(Texto fornecido)
++++++
Lançamento do Abecedário Simbiótico

 

No famoso políptico do século XV atribuído a Nuno Gonçalves, conhecido como Tábuas de S. Vicente de Fora e existente no Museu Nacional de Arte Antiga, em Lisboa, reencontramos o tema do «livro ocluso»: no painel central da direita, a que António Quadros chama «Painel da Missão das Ordens de Cristo e de Aviz» (Quadros 11-1987, 173 segs.), o Hierofante tem o «livro ocluso» debaixo do braço, além de empunhar a vara simbólica da Iniciação: é o tempo passado e presente dos mistérios por abrir; no painel central da esquerda, «Painel da Aliança no Espírito Santo» (Quadros ibidem) o Hierofante já apresenta o livro aberto, o Evangelho de João, onde Jesus anuncia a vinda futura e desveladora do Paracleto (João 14, 16.26; 15, 26; 16, 7) – a verdadeira História do Futuro de que se haveria de encarregar António Vieira. Não deixa de saltar à vista, para quem contemple os painéis no seu conjunto, tal como se encontram agora, a organização hermética dos três grandes grupos humanos que os integram, num total de 60 personagens: o grupo de pessoas de negro («obra em negro» ou nigredo), o grupo de branco(«obra em branco» ou albedo) e o grupo de vermelho («obra em rubro», ou rubedo). Destaca-se, neste último, a majestosa figura do Hierofante, totalmente vestida de vermelho em suas duas aparições, que Lima de Freitas identifica com il Messo di Dio, o que virá como «Consolador», ou Paracleto (Freitas 2003, 303-312): com efeito, o vermelho é a cor simbólica do Espírito Santo, tal como o azul é a do Pai e o amarelo-dourado a do Filho.
++++++
(Tarefa proposta 1) Extraia sem qualquer alteração as linhas da listagem, desde o início até à linha que contém "settings-link-access-controls[interactable]: Access controls", inclusive.
O texto e a listagem são independentes um do outro.

(Dados da tarefa)
++++++
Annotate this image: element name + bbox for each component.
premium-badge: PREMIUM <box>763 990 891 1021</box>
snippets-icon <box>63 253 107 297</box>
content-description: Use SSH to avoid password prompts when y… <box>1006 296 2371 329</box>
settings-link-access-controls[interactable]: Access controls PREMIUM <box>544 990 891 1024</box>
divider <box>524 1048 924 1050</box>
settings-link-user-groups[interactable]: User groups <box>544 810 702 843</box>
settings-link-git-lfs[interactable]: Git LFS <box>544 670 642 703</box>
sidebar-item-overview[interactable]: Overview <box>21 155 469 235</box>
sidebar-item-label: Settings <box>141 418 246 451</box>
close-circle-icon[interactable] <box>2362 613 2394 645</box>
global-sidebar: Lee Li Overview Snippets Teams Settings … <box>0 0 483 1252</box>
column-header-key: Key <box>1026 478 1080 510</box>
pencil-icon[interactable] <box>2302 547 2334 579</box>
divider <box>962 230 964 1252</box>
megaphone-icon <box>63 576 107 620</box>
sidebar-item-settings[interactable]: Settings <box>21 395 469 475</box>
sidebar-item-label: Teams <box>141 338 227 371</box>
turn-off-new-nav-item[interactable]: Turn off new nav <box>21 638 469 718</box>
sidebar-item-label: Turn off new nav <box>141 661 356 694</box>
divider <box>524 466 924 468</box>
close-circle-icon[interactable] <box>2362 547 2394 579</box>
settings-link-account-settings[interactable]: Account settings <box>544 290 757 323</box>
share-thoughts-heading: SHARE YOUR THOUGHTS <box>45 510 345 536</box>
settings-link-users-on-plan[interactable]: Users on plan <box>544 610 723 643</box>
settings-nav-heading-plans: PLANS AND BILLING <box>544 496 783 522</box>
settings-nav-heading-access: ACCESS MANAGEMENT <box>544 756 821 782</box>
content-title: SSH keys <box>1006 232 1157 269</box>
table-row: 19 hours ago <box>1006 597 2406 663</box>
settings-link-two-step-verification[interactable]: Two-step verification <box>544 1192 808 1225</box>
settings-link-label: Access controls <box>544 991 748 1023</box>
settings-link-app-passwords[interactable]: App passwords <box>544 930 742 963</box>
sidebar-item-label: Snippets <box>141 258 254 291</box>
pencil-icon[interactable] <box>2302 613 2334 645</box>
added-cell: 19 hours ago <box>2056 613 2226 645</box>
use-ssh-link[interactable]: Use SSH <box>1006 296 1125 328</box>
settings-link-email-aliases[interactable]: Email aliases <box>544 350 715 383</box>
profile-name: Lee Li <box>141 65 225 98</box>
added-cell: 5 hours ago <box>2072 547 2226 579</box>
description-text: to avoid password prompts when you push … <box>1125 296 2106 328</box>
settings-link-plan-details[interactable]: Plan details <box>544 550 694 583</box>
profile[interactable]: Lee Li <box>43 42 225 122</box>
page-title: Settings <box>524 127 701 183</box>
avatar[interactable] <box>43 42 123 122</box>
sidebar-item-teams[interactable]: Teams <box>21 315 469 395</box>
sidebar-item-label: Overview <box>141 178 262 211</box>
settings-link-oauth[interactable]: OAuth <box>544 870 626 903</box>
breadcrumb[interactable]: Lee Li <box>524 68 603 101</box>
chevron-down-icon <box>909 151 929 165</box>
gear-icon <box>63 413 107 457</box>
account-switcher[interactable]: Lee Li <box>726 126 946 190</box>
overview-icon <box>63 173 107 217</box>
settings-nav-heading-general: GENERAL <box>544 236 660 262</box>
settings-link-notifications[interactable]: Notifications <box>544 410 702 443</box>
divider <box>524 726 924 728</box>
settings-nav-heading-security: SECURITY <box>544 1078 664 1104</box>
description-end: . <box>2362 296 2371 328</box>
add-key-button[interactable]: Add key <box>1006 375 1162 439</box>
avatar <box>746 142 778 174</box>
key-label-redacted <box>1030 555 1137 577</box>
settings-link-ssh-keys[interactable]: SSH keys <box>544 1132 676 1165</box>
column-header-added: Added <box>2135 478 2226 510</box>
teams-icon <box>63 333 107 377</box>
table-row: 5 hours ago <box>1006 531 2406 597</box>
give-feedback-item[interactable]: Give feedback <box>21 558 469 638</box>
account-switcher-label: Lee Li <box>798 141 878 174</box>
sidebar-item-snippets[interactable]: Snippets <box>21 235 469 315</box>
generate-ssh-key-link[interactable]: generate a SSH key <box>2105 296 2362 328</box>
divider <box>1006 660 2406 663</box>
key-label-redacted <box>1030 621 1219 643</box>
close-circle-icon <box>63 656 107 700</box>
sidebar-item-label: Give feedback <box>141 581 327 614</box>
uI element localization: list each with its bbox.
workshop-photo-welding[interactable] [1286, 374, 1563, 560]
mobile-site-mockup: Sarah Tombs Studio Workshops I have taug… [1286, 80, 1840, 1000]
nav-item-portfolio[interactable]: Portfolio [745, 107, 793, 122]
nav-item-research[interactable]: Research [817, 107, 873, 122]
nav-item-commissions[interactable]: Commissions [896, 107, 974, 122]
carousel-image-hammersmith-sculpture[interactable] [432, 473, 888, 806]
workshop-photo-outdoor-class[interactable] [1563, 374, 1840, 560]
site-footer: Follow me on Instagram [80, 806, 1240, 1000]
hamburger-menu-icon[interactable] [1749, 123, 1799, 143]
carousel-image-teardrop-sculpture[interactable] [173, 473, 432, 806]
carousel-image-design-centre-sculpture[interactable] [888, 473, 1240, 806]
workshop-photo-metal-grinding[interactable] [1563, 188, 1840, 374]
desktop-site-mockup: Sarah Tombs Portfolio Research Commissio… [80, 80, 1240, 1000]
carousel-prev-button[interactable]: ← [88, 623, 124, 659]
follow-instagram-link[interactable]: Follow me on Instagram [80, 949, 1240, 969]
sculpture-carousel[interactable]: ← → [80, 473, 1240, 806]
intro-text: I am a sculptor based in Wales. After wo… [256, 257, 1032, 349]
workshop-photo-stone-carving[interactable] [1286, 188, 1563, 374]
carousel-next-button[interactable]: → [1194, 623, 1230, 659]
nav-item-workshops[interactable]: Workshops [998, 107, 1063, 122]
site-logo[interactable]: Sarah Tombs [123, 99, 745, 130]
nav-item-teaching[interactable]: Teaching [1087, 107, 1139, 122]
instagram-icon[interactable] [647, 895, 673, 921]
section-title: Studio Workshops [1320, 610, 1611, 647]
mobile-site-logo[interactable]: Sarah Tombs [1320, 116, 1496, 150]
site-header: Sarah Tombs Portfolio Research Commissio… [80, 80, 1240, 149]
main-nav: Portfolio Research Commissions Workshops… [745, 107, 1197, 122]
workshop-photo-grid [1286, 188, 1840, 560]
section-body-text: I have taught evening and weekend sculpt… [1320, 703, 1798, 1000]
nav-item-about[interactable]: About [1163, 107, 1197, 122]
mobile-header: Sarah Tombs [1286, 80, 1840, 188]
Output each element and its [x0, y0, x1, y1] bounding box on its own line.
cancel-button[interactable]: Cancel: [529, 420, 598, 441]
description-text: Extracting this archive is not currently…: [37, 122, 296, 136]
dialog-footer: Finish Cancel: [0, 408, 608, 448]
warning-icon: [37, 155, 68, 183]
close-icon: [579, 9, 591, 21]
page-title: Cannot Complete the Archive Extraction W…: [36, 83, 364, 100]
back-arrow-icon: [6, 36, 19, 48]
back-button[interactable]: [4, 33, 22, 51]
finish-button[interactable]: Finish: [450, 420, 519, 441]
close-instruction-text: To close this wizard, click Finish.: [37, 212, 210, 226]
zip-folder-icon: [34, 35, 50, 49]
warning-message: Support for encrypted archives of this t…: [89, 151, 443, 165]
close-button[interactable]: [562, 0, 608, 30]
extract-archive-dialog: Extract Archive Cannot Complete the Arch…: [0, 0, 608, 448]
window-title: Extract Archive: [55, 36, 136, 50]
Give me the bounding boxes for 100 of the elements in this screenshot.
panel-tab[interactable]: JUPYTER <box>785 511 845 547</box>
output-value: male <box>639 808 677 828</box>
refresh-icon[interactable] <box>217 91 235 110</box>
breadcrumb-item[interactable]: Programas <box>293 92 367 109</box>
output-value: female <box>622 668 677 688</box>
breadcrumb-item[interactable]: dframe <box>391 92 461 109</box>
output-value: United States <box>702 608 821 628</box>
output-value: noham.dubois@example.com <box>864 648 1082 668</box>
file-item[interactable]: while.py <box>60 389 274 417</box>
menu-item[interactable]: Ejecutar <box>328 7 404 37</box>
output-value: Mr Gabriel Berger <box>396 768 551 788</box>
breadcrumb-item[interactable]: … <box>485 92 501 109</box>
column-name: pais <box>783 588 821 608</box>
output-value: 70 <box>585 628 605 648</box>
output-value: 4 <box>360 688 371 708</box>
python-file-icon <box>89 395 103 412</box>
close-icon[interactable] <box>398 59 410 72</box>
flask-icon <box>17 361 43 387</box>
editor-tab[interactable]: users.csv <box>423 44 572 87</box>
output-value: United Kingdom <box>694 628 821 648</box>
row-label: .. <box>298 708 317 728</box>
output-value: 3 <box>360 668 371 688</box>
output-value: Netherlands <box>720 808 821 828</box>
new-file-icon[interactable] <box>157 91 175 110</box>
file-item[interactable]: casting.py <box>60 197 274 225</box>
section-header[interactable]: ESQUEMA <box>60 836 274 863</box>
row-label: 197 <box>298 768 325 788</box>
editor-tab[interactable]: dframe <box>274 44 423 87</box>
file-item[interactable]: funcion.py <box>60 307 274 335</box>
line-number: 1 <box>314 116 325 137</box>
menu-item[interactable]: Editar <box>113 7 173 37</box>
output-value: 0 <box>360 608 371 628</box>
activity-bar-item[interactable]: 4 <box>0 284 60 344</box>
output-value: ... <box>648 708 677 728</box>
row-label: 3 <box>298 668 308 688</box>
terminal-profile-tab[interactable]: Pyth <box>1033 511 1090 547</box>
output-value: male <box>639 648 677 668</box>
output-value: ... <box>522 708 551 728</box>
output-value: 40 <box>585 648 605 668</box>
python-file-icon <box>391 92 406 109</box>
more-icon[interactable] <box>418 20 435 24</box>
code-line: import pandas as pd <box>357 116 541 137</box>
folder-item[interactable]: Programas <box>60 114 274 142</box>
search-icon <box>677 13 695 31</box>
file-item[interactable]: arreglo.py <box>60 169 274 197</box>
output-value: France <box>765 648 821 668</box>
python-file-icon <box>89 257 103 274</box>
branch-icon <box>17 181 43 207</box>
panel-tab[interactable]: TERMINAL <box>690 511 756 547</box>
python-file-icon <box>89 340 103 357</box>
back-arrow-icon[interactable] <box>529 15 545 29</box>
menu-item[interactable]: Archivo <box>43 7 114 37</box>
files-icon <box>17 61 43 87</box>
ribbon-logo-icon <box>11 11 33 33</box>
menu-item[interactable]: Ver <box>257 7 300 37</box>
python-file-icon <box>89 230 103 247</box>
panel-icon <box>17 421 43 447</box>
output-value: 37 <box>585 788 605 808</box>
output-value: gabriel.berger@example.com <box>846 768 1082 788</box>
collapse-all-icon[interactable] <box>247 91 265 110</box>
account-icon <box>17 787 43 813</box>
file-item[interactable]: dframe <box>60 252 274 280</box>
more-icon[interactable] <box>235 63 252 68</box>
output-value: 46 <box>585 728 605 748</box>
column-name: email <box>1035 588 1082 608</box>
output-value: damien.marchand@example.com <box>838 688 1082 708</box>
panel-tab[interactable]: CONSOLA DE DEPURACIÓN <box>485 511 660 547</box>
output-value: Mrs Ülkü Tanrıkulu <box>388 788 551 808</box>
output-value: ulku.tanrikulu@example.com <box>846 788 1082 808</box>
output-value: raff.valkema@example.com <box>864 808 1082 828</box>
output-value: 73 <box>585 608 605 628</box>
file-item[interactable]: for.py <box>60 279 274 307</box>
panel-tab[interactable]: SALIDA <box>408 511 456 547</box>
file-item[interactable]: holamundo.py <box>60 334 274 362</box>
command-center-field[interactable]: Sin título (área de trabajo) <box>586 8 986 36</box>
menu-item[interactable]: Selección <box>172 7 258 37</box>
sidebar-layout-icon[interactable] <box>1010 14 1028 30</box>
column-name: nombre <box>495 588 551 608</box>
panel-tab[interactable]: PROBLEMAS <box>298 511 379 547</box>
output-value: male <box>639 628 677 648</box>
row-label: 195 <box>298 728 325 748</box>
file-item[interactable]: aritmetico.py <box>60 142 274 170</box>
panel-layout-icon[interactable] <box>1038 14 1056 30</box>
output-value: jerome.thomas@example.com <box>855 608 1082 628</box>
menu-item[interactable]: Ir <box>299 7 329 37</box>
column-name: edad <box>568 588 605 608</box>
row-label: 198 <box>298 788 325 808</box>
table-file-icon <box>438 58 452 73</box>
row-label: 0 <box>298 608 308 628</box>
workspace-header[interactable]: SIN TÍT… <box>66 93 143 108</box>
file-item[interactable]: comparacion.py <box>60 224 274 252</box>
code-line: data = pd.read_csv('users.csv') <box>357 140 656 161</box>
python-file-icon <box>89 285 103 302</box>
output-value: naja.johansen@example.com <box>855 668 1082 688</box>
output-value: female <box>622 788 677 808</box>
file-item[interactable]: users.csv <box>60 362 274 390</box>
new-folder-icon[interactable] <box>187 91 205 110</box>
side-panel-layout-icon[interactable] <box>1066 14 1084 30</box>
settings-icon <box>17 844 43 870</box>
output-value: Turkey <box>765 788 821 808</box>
++++++
(Tarefa proposta 2) No texto sobre as Tábuas de S. Vicente, reescreva em forma de lista mais breve o parágrafo que começa por «No famoso políptico», mantendo os factos principais.

(Resolução da tarefa 1)
Annotate this image: element name + bbox for each component.
premium-badge: PREMIUM <box>763 990 891 1021</box>
snippets-icon <box>63 253 107 297</box>
content-description: Use SSH to avoid password prompts when y… <box>1006 296 2371 329</box>
settings-link-access-controls[interactable]: Access controls PREMIUM <box>544 990 891 1024</box>

(Resolução da tarefa 2)
- O políptico do século XV atribuído a Nuno Gonçalves, as Tábuas de S. Vicente de Fora, encontra-se no Museu Nacional de Arte Antiga, em Lisboa.
- No painel central da direita («Painel da Missão das Ordens de Cristo e de Aviz», segundo António Quadros), o Hierofante tem o «livro ocluso» debaixo do braço e empunha a vara simbólica da Iniciação.
- No painel central da esquerda («Painel da Aliança no Espírito Santo»), o Hierofante apresenta o livro aberto, o Evangelho de João, onde Jesus anuncia a vinda do Paracleto.
- As 60 personagens dos painéis organizam-se em três grupos: o de negro (nigredo), o de branco (albedo) e o de vermelho (rubedo).
- No grupo de vermelho destaca-se o Hierofante, que Lima de Freitas identifica com o Paracleto. O vermelho é a cor simbólica do Espírito Santo, o azul a do Pai e o amarelo-dourado a do Filho.